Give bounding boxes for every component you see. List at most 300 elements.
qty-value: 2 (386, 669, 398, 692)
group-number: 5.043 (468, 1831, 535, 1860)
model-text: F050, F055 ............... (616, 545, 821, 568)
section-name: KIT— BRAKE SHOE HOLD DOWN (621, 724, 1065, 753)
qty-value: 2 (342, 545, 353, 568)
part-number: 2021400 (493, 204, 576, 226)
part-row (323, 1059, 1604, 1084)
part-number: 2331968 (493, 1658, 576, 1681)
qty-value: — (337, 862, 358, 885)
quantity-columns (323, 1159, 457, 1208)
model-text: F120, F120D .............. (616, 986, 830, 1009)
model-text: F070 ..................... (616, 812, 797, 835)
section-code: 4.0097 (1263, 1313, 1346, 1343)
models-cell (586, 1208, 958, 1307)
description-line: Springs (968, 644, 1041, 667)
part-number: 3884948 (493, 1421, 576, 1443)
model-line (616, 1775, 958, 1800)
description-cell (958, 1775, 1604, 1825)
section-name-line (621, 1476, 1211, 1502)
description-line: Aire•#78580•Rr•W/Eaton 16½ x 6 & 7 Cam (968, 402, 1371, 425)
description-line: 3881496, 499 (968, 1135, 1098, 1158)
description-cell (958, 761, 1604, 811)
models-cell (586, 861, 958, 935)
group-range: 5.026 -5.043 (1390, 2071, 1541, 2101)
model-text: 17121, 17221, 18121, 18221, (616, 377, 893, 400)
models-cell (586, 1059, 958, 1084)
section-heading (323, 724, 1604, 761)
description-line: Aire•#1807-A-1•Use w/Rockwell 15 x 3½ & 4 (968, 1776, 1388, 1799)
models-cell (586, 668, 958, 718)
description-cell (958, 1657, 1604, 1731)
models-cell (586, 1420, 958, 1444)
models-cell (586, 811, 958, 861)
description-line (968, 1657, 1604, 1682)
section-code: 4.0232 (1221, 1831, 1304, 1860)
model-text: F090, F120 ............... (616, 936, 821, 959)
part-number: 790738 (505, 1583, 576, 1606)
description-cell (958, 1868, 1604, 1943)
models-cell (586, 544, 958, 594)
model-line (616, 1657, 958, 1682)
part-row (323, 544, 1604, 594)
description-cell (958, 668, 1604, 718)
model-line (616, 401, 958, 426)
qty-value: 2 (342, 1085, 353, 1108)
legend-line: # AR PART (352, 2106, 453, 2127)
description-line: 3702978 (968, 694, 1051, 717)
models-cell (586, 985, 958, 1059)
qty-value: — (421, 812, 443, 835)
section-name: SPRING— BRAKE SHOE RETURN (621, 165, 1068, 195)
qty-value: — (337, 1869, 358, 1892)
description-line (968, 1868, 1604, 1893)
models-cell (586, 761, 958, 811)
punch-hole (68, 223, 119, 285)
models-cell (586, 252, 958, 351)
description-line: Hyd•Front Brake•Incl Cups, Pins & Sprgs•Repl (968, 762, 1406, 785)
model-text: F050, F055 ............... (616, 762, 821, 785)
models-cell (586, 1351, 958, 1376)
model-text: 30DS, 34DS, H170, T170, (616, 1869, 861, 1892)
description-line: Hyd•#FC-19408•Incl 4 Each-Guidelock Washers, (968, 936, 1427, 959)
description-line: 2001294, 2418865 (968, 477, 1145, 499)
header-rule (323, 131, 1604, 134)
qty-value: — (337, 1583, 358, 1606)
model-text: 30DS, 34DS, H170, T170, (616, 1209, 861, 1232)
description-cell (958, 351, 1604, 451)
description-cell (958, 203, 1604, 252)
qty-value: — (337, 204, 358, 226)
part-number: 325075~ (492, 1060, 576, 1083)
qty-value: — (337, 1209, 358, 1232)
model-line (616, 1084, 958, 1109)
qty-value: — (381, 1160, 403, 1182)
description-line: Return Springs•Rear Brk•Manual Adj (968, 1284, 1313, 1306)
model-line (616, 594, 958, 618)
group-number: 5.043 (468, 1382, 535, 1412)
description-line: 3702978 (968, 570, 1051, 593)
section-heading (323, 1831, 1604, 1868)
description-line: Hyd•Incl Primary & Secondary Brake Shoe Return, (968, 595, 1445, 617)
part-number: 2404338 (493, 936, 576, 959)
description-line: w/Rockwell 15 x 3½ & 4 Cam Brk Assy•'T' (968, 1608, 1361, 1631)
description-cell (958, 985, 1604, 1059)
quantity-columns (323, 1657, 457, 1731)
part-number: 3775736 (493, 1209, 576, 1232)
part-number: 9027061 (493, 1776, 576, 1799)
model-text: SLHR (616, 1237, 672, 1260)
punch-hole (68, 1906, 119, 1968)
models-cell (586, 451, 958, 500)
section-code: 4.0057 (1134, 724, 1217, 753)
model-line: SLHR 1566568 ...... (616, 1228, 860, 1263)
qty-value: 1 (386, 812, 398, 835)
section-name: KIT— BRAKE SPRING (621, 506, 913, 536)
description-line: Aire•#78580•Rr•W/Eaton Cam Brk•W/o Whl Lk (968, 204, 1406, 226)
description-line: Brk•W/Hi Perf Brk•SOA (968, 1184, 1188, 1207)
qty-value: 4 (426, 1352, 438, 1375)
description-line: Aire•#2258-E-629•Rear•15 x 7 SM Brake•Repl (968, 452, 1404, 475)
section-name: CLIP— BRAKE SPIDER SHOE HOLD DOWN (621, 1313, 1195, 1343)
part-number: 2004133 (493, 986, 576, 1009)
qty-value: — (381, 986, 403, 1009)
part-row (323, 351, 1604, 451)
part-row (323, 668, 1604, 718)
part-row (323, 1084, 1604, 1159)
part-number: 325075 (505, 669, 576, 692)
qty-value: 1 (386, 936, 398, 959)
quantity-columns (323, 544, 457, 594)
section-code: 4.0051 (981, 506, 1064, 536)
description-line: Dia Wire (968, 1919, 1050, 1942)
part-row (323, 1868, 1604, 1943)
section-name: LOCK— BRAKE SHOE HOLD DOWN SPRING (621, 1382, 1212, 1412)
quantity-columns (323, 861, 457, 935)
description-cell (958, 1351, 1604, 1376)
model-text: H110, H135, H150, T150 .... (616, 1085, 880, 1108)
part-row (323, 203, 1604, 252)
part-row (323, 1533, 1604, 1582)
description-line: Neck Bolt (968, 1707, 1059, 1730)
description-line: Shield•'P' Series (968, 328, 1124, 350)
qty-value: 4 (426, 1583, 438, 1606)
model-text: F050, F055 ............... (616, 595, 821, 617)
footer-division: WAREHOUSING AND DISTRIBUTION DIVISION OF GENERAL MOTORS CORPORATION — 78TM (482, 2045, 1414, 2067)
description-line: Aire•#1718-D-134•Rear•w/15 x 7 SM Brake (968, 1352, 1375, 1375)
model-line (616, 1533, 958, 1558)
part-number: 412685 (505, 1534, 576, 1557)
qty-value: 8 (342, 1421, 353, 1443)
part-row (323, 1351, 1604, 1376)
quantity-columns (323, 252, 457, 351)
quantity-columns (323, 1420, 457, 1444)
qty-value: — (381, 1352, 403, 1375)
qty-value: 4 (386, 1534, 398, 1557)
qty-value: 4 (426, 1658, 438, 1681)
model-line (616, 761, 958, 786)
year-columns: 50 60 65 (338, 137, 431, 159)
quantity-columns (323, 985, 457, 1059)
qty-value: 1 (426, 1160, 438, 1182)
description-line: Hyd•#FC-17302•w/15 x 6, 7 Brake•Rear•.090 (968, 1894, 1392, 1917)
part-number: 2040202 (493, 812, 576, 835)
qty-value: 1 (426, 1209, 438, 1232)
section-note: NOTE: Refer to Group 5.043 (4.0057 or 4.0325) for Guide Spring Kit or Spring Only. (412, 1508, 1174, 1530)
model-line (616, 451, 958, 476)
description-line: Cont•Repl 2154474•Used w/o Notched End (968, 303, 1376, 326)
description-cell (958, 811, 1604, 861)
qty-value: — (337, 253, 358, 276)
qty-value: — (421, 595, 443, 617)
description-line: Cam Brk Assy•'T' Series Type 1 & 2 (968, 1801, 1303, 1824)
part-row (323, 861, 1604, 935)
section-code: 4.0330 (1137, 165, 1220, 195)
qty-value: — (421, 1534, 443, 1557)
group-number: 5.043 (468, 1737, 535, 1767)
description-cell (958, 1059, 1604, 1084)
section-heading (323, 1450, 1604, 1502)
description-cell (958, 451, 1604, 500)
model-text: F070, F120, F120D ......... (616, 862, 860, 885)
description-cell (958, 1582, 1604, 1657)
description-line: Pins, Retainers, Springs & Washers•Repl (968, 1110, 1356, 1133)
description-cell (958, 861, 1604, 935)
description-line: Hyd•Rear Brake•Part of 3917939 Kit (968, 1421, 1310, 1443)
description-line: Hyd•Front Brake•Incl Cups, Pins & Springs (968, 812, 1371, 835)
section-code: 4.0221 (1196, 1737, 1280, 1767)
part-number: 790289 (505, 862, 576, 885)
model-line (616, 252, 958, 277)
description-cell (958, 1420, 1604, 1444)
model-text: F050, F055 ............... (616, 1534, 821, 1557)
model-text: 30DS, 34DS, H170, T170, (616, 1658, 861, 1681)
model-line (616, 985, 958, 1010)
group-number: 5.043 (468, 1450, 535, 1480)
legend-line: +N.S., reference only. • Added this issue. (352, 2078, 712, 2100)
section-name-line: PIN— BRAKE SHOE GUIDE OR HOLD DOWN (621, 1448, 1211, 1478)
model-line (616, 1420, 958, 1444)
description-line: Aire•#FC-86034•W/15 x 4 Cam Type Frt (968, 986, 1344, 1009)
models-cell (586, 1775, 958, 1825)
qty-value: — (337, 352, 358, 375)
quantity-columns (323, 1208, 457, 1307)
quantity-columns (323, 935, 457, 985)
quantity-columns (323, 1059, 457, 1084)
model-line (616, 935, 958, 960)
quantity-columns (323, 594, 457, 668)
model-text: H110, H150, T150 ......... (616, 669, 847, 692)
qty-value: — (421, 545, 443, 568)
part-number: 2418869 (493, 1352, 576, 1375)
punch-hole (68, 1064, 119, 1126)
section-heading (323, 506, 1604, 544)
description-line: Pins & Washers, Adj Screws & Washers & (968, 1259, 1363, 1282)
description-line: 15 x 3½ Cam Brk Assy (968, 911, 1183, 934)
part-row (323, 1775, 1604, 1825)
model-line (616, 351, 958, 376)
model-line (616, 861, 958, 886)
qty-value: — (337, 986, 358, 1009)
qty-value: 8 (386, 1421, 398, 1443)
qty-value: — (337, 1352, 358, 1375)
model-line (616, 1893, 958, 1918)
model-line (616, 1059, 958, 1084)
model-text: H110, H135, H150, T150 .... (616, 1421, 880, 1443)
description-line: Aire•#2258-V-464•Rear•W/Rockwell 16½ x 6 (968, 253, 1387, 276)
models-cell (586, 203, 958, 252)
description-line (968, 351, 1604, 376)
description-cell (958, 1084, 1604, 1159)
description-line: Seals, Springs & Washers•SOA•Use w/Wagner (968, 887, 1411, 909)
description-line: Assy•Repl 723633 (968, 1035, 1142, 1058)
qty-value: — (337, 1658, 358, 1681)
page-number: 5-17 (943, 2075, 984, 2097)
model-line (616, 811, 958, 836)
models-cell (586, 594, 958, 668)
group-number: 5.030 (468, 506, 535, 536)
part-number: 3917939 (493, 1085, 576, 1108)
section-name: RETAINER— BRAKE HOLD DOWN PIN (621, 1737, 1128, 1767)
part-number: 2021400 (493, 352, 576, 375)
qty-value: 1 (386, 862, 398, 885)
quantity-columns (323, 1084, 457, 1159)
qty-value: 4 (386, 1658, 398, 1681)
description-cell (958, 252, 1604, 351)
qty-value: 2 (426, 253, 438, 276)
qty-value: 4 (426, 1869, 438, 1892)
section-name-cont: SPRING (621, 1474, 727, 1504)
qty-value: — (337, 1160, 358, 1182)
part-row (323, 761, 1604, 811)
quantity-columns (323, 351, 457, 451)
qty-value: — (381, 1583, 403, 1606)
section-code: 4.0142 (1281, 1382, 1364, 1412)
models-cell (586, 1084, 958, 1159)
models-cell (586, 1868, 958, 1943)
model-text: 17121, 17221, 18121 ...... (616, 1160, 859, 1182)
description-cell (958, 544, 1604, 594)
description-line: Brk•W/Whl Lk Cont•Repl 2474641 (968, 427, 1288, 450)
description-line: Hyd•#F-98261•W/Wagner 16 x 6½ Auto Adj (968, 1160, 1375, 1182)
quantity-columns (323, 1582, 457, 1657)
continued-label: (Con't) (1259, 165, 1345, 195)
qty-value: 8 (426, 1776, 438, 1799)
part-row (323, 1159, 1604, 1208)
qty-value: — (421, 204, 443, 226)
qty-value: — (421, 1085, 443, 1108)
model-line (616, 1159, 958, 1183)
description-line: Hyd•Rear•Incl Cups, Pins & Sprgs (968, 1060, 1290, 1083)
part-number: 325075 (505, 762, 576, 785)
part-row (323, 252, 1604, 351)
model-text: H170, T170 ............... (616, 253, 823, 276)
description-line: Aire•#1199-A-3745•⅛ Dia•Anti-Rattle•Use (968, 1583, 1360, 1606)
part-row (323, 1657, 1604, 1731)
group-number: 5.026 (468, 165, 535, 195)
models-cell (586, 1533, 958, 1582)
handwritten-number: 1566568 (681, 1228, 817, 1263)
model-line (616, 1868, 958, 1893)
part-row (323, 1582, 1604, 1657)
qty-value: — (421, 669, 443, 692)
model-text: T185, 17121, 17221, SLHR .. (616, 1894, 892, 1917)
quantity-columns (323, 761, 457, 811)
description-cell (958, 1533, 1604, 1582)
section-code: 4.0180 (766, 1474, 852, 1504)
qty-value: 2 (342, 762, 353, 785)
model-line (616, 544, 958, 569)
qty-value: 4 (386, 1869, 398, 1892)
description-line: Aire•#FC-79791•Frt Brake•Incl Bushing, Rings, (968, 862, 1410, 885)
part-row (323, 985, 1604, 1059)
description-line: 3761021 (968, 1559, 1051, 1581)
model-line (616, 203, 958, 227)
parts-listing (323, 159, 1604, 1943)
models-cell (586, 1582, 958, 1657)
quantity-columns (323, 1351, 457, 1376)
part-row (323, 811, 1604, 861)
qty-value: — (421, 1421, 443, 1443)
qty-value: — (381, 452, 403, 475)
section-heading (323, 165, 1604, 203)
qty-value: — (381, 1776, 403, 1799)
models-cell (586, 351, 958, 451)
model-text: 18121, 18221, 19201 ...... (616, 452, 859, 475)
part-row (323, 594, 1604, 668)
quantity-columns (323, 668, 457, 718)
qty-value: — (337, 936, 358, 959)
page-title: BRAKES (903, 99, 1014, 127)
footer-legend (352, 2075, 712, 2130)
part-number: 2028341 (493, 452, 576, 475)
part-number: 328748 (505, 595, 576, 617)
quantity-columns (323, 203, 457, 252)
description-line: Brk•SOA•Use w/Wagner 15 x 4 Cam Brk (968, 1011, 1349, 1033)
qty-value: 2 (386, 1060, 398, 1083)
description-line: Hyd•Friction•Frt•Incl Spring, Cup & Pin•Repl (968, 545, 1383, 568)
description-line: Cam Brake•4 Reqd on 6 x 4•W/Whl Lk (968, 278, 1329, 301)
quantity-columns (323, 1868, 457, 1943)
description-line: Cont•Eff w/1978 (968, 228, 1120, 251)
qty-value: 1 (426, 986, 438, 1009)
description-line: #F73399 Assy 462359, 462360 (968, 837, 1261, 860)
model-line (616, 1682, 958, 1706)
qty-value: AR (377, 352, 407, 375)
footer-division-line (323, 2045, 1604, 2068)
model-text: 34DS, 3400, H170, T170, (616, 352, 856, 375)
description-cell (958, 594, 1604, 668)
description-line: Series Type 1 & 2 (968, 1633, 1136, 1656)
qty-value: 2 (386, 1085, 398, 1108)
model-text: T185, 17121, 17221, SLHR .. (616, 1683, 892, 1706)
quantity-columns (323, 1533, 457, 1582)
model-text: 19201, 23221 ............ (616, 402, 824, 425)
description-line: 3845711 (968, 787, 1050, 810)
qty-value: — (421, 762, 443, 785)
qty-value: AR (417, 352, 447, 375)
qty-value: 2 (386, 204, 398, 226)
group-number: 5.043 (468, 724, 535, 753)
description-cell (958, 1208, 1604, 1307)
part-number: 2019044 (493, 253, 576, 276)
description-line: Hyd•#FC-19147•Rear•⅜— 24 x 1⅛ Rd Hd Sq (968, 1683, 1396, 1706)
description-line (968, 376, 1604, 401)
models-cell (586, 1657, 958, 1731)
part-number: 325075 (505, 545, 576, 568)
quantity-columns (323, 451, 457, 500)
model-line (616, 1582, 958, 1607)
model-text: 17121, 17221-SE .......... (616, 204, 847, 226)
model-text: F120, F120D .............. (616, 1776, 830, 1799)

++++++

● **PROMPT**
Can you output the entries above exactly as they appear, starting at the first line and ending at the line that contains "qty-value: 2 (342, 545, 353, 568)"?

● **SOLUTION TO THIS PROBLEM**
Give bounding boxes for every component you see. List at most 300 elements.
qty-value: 2 (386, 669, 398, 692)
group-number: 5.043 (468, 1831, 535, 1860)
model-text: F050, F055 ............... (616, 545, 821, 568)
section-name: KIT— BRAKE SHOE HOLD DOWN (621, 724, 1065, 753)
qty-value: 2 (342, 545, 353, 568)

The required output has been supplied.